WORK TO BE COMPLETED: Locate every line in the data below that contains the string "MIPS" and copy each one. Matching is case-sensitive.

DATA FOR THIS TASK:
··········
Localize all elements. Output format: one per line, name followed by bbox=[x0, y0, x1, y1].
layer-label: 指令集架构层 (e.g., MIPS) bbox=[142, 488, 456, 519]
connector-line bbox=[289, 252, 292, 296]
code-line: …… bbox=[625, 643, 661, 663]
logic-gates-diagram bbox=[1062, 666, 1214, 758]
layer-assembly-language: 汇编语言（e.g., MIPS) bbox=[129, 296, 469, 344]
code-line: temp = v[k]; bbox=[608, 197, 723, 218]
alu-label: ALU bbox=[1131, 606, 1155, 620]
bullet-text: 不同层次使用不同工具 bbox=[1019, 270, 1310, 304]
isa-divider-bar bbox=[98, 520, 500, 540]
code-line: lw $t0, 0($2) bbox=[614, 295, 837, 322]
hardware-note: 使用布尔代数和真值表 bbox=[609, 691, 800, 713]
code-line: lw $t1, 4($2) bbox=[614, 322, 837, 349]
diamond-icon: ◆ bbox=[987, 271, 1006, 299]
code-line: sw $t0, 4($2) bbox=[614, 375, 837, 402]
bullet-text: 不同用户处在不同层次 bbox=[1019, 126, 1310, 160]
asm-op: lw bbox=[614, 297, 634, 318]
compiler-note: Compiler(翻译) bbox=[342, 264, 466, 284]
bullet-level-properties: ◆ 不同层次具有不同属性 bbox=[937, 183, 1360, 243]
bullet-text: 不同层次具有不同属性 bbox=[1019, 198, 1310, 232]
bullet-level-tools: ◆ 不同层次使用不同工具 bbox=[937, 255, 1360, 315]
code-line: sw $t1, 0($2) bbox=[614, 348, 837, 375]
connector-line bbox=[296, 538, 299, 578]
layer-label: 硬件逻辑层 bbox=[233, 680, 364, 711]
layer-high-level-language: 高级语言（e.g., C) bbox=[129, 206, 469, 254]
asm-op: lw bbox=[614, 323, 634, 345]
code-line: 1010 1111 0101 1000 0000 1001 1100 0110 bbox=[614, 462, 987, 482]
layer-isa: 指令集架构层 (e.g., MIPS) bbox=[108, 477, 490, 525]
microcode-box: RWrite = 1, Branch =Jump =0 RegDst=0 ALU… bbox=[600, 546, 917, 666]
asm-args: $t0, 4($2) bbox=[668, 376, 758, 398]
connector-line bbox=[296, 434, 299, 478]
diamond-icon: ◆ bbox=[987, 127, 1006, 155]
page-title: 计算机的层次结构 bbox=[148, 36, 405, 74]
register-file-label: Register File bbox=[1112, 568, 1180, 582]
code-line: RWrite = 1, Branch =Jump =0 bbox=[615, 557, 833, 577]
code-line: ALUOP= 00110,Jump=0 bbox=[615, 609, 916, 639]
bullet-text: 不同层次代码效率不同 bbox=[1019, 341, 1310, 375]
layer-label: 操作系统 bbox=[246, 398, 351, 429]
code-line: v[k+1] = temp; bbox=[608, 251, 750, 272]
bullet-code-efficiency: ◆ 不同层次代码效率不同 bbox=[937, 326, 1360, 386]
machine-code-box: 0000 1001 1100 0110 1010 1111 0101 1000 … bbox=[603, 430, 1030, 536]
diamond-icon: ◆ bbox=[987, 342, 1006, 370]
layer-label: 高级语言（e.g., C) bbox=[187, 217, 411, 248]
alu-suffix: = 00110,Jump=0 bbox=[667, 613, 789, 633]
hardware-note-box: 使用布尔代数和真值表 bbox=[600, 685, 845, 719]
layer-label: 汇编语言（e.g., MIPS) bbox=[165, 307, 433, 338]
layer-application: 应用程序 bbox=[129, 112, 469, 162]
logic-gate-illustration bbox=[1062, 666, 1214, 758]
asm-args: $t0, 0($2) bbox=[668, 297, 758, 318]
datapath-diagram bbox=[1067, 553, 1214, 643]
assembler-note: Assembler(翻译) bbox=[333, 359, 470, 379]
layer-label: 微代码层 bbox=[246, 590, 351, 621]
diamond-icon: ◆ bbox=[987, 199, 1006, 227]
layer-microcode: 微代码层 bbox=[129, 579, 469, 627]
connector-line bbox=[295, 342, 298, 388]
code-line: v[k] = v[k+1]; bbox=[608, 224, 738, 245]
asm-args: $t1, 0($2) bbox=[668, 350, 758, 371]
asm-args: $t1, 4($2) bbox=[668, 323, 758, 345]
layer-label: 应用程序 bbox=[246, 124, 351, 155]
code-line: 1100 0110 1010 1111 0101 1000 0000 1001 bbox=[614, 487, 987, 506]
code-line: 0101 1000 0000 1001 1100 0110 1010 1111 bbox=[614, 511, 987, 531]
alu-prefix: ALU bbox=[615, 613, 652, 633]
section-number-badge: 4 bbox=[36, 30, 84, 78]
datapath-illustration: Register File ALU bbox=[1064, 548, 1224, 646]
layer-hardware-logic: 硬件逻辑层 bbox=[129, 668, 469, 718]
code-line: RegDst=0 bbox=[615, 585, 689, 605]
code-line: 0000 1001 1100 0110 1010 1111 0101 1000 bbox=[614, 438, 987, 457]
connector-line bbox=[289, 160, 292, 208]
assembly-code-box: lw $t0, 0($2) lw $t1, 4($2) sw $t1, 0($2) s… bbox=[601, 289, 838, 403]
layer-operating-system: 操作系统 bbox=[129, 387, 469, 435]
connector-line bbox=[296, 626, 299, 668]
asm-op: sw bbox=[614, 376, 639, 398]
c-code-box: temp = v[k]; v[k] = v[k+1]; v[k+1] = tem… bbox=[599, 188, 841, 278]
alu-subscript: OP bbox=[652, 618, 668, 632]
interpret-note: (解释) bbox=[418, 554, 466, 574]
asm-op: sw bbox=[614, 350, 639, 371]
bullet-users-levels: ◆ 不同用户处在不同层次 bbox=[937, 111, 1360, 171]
··········
ANSWER BELOW:
layer-label: 指令集架构层 (e.g., MIPS) bbox=[142, 488, 456, 519]
layer-assembly-language: 汇编语言（e.g., MIPS) bbox=[129, 296, 469, 344]
layer-isa: 指令集架构层 (e.g., MIPS) bbox=[108, 477, 490, 525]
layer-label: 汇编语言（e.g., MIPS) bbox=[165, 307, 433, 338]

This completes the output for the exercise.